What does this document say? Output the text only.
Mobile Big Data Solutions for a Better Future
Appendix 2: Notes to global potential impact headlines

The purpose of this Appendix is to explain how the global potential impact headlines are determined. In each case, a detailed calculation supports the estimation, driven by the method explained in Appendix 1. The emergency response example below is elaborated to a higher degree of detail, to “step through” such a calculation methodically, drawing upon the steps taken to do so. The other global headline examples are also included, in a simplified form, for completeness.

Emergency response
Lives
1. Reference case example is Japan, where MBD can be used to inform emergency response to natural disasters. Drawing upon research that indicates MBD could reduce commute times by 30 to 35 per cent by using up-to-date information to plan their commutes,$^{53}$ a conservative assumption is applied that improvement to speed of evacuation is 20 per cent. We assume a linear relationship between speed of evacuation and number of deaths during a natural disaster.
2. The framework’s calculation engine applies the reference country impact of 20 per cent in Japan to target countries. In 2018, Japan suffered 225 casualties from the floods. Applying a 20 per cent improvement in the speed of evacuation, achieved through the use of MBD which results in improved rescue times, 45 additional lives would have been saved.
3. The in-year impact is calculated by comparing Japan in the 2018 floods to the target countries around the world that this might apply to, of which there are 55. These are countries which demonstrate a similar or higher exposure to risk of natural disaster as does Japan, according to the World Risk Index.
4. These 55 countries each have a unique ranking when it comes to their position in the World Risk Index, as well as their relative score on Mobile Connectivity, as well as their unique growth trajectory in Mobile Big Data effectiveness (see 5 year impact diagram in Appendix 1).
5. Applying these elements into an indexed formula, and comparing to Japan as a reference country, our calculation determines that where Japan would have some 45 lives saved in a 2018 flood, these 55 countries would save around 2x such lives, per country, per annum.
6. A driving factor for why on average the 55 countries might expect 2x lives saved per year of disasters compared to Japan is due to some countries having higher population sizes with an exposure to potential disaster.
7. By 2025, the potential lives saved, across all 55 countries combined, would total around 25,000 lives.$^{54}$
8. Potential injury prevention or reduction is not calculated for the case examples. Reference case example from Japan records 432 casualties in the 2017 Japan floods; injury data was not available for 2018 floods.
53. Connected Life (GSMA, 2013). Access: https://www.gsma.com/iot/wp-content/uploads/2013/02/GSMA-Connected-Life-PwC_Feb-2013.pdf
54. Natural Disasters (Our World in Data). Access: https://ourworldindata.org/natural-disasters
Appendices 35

==========

(Your task) Look through the lines above and collect those with the word "Risk".

(Exercise solution)
3. The in-year impact is calculated by comparing Japan in the 2018 floods to the target countries around the world that this might apply to, of which there are 55. These are countries which demonstrate a similar or higher exposure to risk of natural disaster as does Japan, according to the World Risk Index.
4. These 55 countries each have a unique ranking when it comes to their position in the World Risk Index, as well as their relative score on Mobile Connectivity, as well as their unique growth trajectory in Mobile Big Data effectiveness (see 5 year impact diagram in Appendix 1).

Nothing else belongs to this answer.